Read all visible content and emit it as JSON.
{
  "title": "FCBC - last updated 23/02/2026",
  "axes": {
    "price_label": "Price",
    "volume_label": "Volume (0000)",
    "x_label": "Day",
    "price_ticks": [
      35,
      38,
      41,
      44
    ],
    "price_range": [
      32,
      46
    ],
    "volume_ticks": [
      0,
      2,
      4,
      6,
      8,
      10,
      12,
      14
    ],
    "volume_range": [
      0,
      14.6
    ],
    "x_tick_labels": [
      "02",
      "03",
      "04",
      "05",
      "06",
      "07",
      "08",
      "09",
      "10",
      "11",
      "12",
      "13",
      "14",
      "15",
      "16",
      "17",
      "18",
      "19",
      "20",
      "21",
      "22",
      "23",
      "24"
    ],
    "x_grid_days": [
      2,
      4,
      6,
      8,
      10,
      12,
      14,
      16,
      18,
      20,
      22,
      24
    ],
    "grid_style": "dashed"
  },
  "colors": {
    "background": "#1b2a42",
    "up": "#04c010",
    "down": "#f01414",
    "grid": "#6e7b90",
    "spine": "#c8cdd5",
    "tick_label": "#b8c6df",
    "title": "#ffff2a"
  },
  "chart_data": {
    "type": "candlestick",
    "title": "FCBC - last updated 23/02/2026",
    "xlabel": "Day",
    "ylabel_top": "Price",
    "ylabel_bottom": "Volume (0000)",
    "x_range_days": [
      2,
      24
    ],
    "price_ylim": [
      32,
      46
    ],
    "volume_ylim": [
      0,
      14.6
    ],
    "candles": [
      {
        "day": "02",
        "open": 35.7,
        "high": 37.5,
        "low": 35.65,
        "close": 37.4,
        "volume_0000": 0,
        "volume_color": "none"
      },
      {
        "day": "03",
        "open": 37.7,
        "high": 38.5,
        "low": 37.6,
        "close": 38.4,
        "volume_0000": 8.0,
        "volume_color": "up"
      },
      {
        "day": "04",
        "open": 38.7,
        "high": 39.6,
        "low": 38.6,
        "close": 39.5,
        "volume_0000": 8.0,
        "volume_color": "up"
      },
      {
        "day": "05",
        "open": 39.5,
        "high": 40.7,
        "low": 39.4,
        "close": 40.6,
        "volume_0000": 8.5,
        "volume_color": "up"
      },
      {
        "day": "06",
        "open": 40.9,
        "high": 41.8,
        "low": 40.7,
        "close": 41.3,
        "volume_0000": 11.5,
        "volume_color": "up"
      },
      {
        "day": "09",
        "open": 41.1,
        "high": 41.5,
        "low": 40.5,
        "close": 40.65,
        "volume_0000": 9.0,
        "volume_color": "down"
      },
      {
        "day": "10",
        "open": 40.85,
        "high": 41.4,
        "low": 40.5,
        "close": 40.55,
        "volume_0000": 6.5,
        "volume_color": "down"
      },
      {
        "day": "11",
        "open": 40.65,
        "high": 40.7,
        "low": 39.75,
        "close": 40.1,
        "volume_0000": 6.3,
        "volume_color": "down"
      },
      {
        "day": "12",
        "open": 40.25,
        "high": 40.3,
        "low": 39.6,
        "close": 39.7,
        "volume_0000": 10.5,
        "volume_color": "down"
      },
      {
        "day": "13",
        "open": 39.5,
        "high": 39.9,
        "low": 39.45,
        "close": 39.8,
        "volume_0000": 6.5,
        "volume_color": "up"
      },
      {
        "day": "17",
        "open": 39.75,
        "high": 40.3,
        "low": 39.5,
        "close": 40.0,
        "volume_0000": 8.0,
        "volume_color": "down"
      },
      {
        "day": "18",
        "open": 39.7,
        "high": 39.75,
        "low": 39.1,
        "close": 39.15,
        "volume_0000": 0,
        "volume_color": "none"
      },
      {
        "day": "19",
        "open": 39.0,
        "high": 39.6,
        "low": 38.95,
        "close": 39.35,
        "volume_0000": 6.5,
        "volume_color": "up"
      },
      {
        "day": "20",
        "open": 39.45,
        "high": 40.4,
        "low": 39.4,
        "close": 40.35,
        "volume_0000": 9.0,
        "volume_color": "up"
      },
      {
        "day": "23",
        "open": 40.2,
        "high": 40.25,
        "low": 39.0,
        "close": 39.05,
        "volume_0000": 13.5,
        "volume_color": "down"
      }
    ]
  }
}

### Directive
Search the data above for lines holding "updated" and copy each of them.

### Exercise answer
  "title": "FCBC - last updated 23/02/2026",
    "title": "FCBC - last updated 23/02/2026",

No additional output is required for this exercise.